§ **MATERIAL FOR THIS EXERCISE**
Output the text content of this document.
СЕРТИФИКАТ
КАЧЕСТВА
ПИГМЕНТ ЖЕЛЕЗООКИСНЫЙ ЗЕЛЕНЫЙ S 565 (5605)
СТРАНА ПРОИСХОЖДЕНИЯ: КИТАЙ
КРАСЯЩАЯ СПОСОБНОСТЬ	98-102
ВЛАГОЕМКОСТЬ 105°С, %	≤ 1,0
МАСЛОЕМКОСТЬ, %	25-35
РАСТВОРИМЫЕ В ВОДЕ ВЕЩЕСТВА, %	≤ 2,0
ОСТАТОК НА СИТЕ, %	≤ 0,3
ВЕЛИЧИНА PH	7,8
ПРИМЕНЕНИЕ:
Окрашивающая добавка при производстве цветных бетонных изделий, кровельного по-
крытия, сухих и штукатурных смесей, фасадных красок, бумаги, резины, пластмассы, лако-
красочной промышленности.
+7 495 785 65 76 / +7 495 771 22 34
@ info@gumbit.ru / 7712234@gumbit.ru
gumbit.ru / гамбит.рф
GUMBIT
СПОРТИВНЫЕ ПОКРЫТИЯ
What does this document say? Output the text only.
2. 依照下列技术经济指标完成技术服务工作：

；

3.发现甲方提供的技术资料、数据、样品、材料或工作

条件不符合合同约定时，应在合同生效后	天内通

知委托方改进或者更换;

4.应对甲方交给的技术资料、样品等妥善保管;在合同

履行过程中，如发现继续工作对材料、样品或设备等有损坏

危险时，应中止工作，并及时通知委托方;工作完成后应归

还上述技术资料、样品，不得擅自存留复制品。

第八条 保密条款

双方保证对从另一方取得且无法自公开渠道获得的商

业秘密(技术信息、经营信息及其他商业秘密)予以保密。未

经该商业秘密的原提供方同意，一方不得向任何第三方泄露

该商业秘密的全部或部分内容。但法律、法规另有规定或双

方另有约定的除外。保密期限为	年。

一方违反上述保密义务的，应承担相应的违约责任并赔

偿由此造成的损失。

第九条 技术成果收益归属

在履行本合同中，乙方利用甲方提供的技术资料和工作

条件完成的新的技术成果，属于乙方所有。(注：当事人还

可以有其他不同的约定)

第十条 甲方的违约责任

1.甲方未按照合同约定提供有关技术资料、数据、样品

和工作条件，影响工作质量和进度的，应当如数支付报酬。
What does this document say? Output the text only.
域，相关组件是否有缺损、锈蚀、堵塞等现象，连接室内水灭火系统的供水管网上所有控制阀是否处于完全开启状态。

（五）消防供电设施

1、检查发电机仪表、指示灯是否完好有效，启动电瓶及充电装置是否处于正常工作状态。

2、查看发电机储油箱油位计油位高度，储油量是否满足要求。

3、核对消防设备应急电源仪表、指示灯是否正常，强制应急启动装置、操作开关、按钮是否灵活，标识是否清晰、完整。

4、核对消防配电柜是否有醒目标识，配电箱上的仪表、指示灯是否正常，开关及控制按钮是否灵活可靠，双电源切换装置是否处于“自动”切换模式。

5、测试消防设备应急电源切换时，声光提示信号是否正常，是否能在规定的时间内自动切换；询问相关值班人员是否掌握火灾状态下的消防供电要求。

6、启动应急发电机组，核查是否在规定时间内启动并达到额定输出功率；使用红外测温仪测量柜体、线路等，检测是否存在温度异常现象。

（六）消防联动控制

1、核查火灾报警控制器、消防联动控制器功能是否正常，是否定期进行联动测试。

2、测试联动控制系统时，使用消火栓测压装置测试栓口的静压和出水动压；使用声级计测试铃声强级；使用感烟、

§ **WHAT IS REQUIRED**
Output each record exactly, leaving nothing out.

§ **EXERCISE ANSWER**
Output the text content of this document.
СЕРТИФИКАТ
КАЧЕСТВА
ПИГМЕНТ ЖЕЛЕЗООКИСНЫЙ ЗЕЛЕНЫЙ S 565 (5605)
СТРАНА ПРОИСХОЖДЕНИЯ: КИТАЙ
КРАСЯЩАЯ СПОСОБНОСТЬ	98-102
ВЛАГОЕМКОСТЬ 105°С, %	≤ 1,0
МАСЛОЕМКОСТЬ, %	25-35
РАСТВОРИМЫЕ В ВОДЕ ВЕЩЕСТВА, %	≤ 2,0
ОСТАТОК НА СИТЕ, %	≤ 0,3
ВЕЛИЧИНА PH	7,8
ПРИМЕНЕНИЕ:
Окрашивающая добавка при производстве цветных бетонных изделий, кровельного по-
крытия, сухих и штукатурных смесей, фасадных красок, бумаги, резины, пластмассы, лако-
красочной промышленности.
+7 495 785 65 76 / +7 495 771 22 34
@ info@gumbit.ru / 7712234@gumbit.ru
gumbit.ru / гамбит.рф
GUMBIT
СПОРТИВНЫЕ ПОКРЫТИЯ
What does this document say? Output the text only.
2. 依照下列技术经济指标完成技术服务工作：

；

3.发现甲方提供的技术资料、数据、样品、材料或工作

条件不符合合同约定时，应在合同生效后	天内通

知委托方改进或者更换;

4.应对甲方交给的技术资料、样品等妥善保管;在合同

履行过程中，如发现继续工作对材料、样品或设备等有损坏

危险时，应中止工作，并及时通知委托方;工作完成后应归

还上述技术资料、样品，不得擅自存留复制品。

第八条 保密条款

双方保证对从另一方取得且无法自公开渠道获得的商

业秘密(技术信息、经营信息及其他商业秘密)予以保密。未

经该商业秘密的原提供方同意，一方不得向任何第三方泄露

该商业秘密的全部或部分内容。但法律、法规另有规定或双

方另有约定的除外。保密期限为	年。

一方违反上述保密义务的，应承担相应的违约责任并赔

偿由此造成的损失。

第九条 技术成果收益归属

在履行本合同中，乙方利用甲方提供的技术资料和工作

条件完成的新的技术成果，属于乙方所有。(注：当事人还

可以有其他不同的约定)

第十条 甲方的违约责任

1.甲方未按照合同约定提供有关技术资料、数据、样品

和工作条件，影响工作质量和进度的，应当如数支付报酬。
What does this document say? Output the text only.
域，相关组件是否有缺损、锈蚀、堵塞等现象，连接室内水灭火系统的供水管网上所有控制阀是否处于完全开启状态。

（五）消防供电设施

1、检查发电机仪表、指示灯是否完好有效，启动电瓶及充电装置是否处于正常工作状态。

2、查看发电机储油箱油位计油位高度，储油量是否满足要求。

3、核对消防设备应急电源仪表、指示灯是否正常，强制应急启动装置、操作开关、按钮是否灵活，标识是否清晰、完整。

4、核对消防配电柜是否有醒目标识，配电箱上的仪表、指示灯是否正常，开关及控制按钮是否灵活可靠，双电源切换装置是否处于“自动”切换模式。

5、测试消防设备应急电源切换时，声光提示信号是否正常，是否能在规定的时间内自动切换；询问相关值班人员是否掌握火灾状态下的消防供电要求。

6、启动应急发电机组，核查是否在规定时间内启动并达到额定输出功率；使用红外测温仪测量柜体、线路等，检测是否存在温度异常现象。

（六）消防联动控制

1、核查火灾报警控制器、消防联动控制器功能是否正常，是否定期进行联动测试。

2、测试联动控制系统时，使用消火栓测压装置测试栓口的静压和出水动压；使用声级计测试铃声强级；使用感烟、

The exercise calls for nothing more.